- _Work to do_
The data below is to be returned in full and exactly.

Figure record extracts
====================

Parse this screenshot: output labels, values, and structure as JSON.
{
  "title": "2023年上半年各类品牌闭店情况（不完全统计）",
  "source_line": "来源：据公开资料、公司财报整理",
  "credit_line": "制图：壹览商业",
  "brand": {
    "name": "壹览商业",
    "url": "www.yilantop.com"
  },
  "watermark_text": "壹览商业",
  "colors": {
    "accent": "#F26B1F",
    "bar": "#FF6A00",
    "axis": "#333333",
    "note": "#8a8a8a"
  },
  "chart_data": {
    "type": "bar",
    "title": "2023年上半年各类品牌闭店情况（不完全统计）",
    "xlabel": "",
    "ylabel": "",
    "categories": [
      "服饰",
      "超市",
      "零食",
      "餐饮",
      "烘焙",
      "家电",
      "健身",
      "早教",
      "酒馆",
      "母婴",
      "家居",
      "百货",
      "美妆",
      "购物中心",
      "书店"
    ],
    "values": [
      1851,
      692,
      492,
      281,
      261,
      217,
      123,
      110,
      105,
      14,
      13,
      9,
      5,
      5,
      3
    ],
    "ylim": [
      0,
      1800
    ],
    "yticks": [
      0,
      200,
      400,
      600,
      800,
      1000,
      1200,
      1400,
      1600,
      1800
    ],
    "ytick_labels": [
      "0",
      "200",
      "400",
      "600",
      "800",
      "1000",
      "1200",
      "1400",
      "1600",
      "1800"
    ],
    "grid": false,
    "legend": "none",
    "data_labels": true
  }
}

====================

- _Exercise output_
Parse this screenshot: output labels, values, and structure as JSON.
{
  "title": "2023年上半年各类品牌闭店情况（不完全统计）",
  "source_line": "来源：据公开资料、公司财报整理",
  "credit_line": "制图：壹览商业",
  "brand": {
    "name": "壹览商业",
    "url": "www.yilantop.com"
  },
  "watermark_text": "壹览商业",
  "colors": {
    "accent": "#F26B1F",
    "bar": "#FF6A00",
    "axis": "#333333",
    "note": "#8a8a8a"
  },
  "chart_data": {
    "type": "bar",
    "title": "2023年上半年各类品牌闭店情况（不完全统计）",
    "xlabel": "",
    "ylabel": "",
    "categories": [
      "服饰",
      "超市",
      "零食",
      "餐饮",
      "烘焙",
      "家电",
      "健身",
      "早教",
      "酒馆",
      "母婴",
      "家居",
      "百货",
      "美妆",
      "购物中心",
      "书店"
    ],
    "values": [
      1851,
      692,
      492,
      281,
      261,
      217,
      123,
      110,
      105,
      14,
      13,
      9,
      5,
      5,
      3
    ],
    "ylim": [
      0,
      1800
    ],
    "yticks": [
      0,
      200,
      400,
      600,
      800,
      1000,
      1200,
      1400,
      1600,
      1800
    ],
    "ytick_labels": [
      "0",
      "200",
      "400",
      "600",
      "800",
      "1000",
      "1200",
      "1400",
      "1600",
      "1800"
    ],
    "grid": false,
    "legend": "none",
    "data_labels": true
  }
}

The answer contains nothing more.